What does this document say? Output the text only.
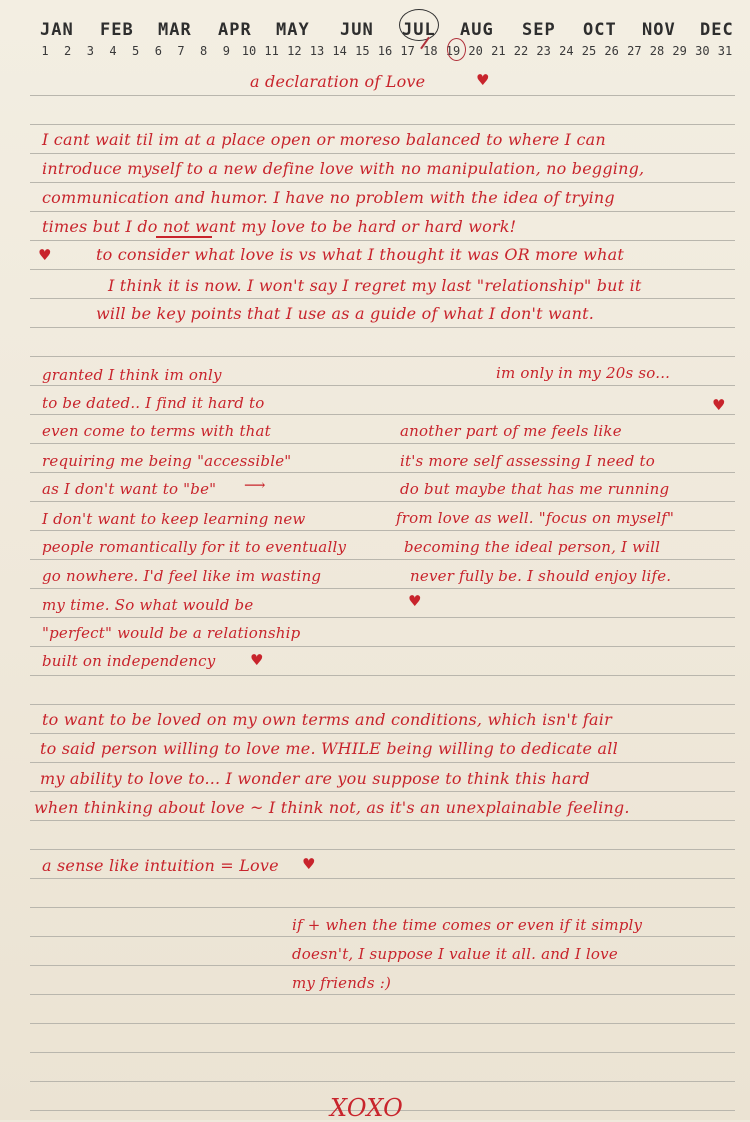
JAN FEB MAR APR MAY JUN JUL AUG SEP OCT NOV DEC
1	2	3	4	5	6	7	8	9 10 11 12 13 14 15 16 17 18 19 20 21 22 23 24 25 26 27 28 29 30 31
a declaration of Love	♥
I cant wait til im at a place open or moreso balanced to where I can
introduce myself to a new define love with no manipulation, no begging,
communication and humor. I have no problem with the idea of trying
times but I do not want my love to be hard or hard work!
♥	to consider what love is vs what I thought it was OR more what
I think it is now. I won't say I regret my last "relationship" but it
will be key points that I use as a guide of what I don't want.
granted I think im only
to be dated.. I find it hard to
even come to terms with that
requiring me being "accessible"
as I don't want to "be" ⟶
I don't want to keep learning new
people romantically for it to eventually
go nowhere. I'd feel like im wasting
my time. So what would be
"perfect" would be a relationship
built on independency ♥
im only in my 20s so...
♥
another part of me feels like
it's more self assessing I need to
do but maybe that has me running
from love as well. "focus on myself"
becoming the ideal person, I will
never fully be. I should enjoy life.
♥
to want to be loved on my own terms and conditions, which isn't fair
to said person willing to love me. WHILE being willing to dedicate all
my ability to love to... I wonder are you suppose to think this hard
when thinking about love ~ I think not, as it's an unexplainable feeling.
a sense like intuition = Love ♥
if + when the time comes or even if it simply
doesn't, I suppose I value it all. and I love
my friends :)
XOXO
• • • • • • •
▸ WHAT THIS TASK INVOLVES:
Locate the word "with" in the data above. Copy every line carrying it.

▸ ANSWER TO THIS TASK:
introduce myself to a new define love with no manipulation, no begging,
communication and humor. I have no problem with the idea of trying
even come to terms with that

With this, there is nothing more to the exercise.